**GOAL OF THE EXERCISE**
Which lines contain the word "address"? Return each of them as written.

**EXTRACTED INFORMATION**
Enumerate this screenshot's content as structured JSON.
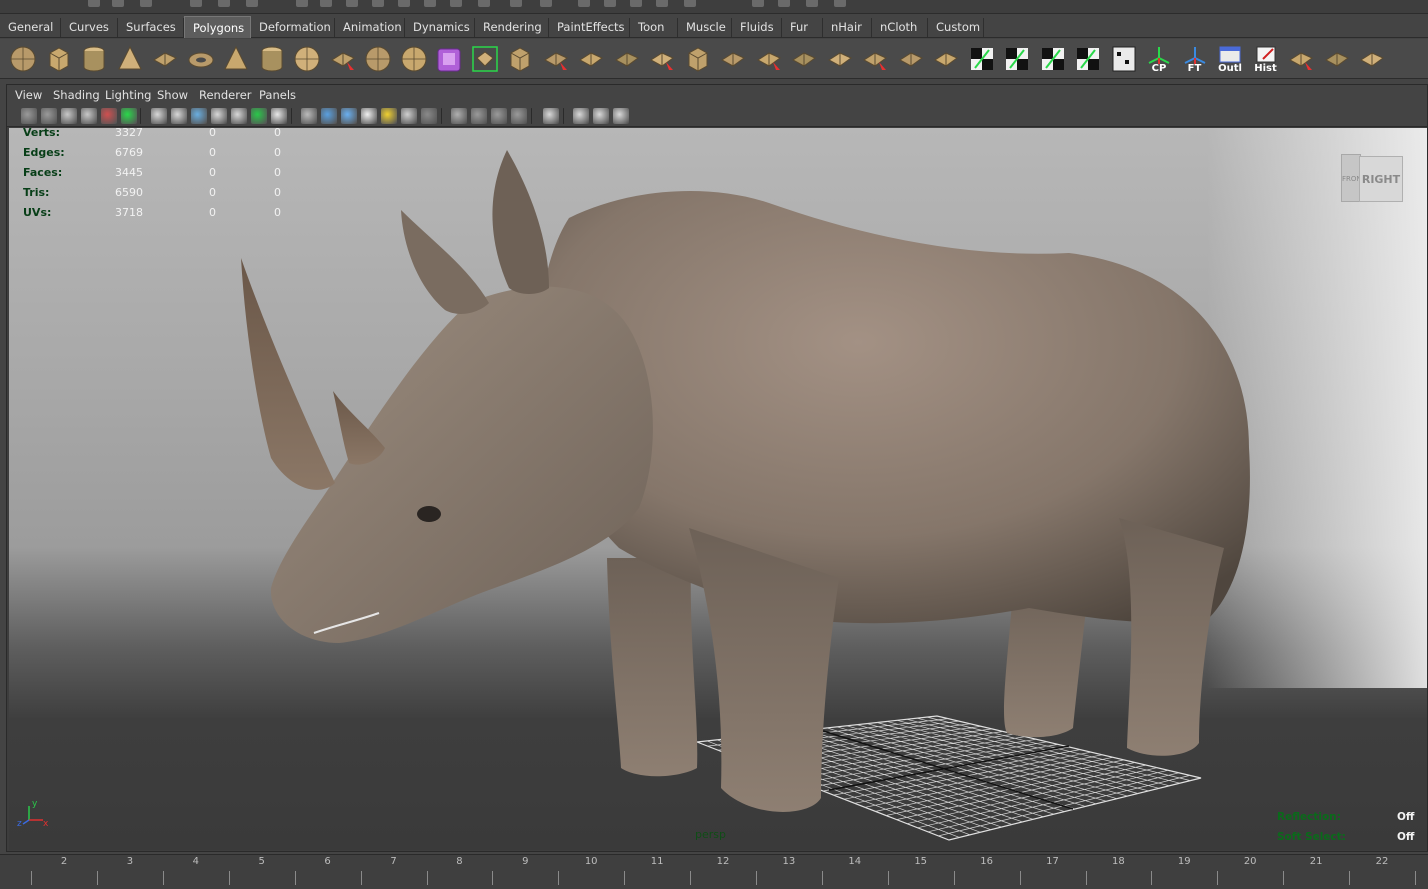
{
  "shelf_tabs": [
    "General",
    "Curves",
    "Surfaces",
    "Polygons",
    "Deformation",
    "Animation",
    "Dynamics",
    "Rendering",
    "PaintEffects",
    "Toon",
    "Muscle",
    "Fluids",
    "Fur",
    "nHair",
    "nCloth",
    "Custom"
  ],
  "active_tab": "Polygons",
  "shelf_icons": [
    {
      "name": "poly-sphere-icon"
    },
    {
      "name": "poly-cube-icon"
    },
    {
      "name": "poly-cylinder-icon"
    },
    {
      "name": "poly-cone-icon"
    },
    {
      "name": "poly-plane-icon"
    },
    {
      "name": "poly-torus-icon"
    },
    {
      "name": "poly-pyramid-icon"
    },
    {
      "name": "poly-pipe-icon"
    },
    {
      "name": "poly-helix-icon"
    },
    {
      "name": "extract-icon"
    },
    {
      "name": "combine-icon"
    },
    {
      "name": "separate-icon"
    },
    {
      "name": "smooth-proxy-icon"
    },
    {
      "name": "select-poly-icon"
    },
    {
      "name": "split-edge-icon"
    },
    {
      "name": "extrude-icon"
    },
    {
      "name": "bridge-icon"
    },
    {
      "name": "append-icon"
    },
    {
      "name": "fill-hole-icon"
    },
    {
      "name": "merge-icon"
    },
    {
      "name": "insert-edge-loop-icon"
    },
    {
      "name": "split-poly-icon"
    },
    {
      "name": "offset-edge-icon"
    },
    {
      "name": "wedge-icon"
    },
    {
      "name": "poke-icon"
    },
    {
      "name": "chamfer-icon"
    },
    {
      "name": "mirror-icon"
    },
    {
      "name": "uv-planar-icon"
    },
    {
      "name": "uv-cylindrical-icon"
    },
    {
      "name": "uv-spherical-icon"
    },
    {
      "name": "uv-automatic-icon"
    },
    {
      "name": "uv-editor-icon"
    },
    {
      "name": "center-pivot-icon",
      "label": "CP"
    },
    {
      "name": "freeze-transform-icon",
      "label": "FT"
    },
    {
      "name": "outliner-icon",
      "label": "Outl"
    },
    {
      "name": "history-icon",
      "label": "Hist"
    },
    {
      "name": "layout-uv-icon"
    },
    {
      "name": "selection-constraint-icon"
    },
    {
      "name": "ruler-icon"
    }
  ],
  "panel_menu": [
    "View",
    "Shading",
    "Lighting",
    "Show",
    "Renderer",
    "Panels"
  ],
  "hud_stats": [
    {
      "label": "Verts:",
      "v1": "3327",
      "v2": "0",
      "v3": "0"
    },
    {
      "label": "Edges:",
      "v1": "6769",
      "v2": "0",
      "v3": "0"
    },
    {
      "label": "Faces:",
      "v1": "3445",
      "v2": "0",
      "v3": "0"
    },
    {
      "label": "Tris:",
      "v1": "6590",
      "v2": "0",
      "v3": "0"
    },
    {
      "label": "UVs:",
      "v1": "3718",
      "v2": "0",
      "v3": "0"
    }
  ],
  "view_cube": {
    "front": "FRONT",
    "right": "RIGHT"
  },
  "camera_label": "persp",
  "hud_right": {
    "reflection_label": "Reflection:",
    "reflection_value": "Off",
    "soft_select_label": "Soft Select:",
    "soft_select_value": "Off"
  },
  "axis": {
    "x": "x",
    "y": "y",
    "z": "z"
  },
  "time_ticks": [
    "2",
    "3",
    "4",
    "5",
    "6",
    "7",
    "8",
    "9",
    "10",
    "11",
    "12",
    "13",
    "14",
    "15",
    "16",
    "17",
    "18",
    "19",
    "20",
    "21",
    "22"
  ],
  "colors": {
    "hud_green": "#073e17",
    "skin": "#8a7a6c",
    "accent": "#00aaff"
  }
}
--
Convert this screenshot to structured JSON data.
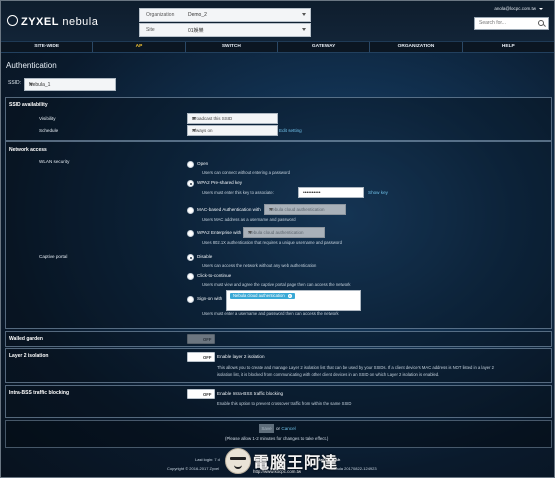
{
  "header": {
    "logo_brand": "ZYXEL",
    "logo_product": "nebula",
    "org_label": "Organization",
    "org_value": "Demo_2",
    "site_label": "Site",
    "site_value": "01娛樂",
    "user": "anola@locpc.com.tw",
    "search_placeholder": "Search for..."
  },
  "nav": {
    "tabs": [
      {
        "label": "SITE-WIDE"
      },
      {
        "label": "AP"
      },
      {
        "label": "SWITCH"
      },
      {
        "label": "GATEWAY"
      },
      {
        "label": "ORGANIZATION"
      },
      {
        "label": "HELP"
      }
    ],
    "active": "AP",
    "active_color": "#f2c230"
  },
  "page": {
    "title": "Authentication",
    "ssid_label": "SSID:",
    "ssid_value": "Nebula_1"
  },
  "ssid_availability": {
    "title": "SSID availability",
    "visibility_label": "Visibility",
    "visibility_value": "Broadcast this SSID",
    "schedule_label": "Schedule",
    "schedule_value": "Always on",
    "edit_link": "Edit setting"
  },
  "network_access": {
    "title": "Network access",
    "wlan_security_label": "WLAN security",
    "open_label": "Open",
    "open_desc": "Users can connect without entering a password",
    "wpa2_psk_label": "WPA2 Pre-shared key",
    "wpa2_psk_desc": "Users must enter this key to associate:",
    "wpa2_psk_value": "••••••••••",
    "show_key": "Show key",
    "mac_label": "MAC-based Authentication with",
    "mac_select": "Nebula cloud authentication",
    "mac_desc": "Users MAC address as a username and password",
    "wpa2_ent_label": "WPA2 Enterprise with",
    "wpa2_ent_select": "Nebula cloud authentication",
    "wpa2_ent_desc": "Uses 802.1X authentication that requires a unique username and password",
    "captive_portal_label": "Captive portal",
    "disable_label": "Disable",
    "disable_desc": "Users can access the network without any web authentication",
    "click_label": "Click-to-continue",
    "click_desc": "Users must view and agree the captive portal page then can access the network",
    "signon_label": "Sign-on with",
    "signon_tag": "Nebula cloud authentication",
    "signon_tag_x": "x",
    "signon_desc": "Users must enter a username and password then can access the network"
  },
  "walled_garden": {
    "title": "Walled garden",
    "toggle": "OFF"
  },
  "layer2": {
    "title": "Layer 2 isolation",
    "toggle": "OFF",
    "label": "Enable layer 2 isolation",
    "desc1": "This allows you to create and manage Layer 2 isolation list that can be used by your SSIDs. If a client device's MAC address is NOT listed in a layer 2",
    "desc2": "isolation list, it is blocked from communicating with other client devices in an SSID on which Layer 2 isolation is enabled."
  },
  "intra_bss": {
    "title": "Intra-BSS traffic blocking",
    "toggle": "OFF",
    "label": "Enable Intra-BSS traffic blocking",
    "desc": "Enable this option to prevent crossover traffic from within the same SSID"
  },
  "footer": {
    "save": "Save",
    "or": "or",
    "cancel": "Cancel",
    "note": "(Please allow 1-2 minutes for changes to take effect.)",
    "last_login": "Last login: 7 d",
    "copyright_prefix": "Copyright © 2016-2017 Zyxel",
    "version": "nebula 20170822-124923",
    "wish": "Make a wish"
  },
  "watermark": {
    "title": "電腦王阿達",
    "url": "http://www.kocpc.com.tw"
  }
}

**RESULT**
    "mac_desc": "Users MAC address as a username and password",
    "desc1": "This allows you to create and manage Layer 2 isolation list that can be used by your SSIDs. If a client device's MAC address is NOT listed in a layer 2",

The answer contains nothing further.